→ **Exercise goal**: Make a tally of the lines in the records that include the string "JSON", and give only that number.

→ **Items from a data source**:
--------
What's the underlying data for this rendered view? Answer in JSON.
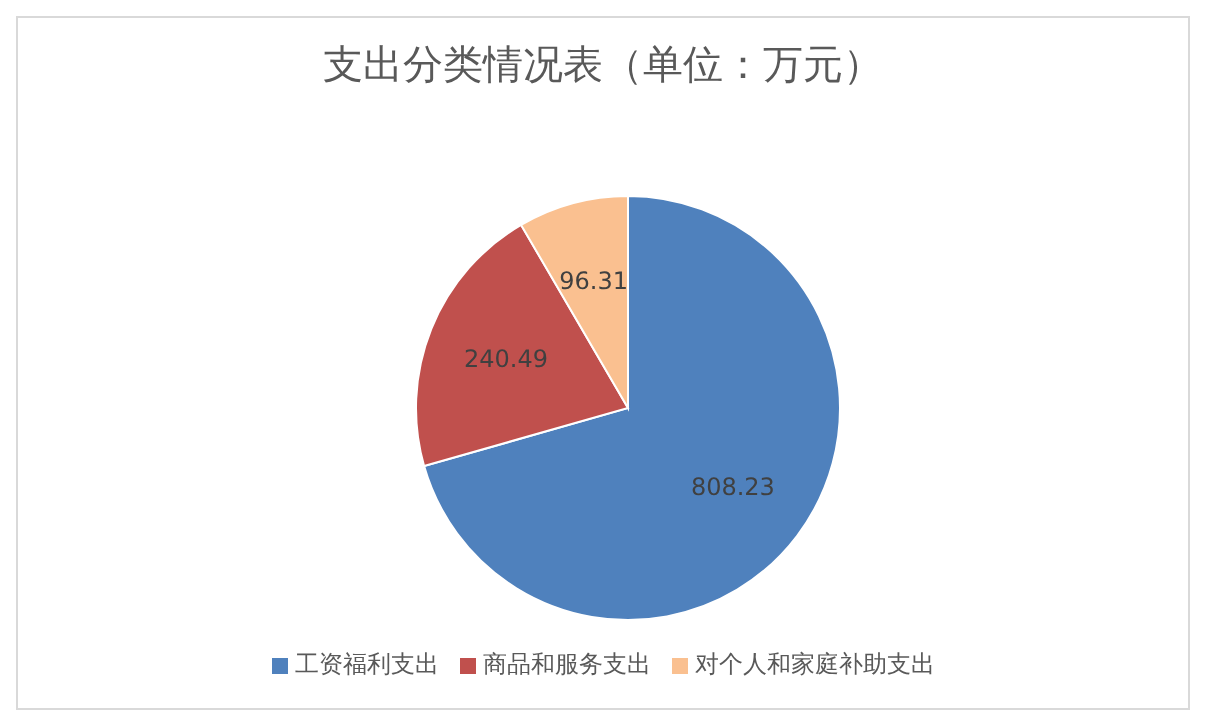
{
  "chart_data": {
    "type": "pie",
    "title": "支出分类情况表（单位：万元）",
    "categories": [
      "工资福利支出",
      "商品和服务支出",
      "对个人和家庭补助支出"
    ],
    "values": [
      808.23,
      240.49,
      96.31
    ],
    "colors": [
      "#4f81bd",
      "#c0504d",
      "#fac090"
    ],
    "data_labels": true,
    "legend": "bottom"
  }
}
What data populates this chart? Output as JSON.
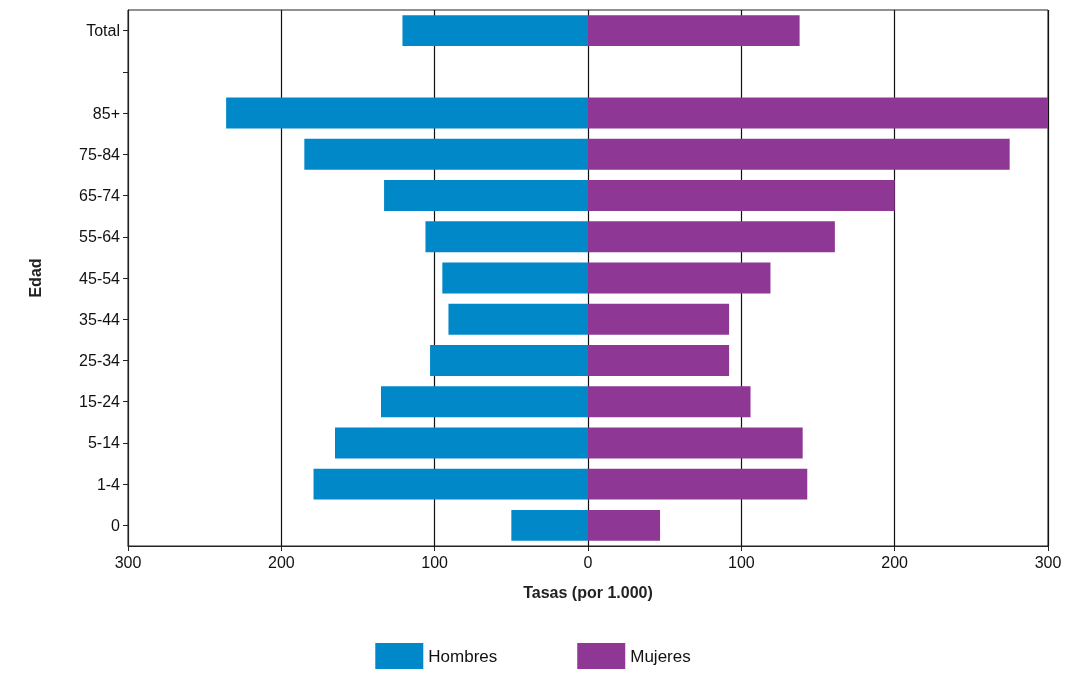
{
  "chart_data": {
    "type": "bar",
    "orientation": "horizontal",
    "xlabel": "Tasas (por 1.000)",
    "ylabel": "Edad",
    "categories": [
      "Total",
      null,
      "85+",
      "75-84",
      "65-74",
      "55-64",
      "45-54",
      "35-44",
      "25-34",
      "15-24",
      "5-14",
      "1-4",
      "0"
    ],
    "series": [
      {
        "name": "Hombres",
        "color": "#0088c8",
        "values": [
          -121,
          null,
          -236,
          -185,
          -133,
          -106,
          -95,
          -91,
          -103,
          -135,
          -165,
          -179,
          -50
        ]
      },
      {
        "name": "Mujeres",
        "color": "#8e3795",
        "values": [
          138,
          null,
          300,
          275,
          200,
          161,
          119,
          92,
          92,
          106,
          140,
          143,
          47
        ]
      }
    ],
    "xlim": [
      -300,
      300
    ],
    "xticks": [
      {
        "value": -300,
        "label": "300"
      },
      {
        "value": -200,
        "label": "200"
      },
      {
        "value": -100,
        "label": "100"
      },
      0,
      100,
      200,
      300
    ],
    "grid": "x",
    "legend": "bottom",
    "stacked": true
  }
}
--------
→ **Reply to the exercise**: 2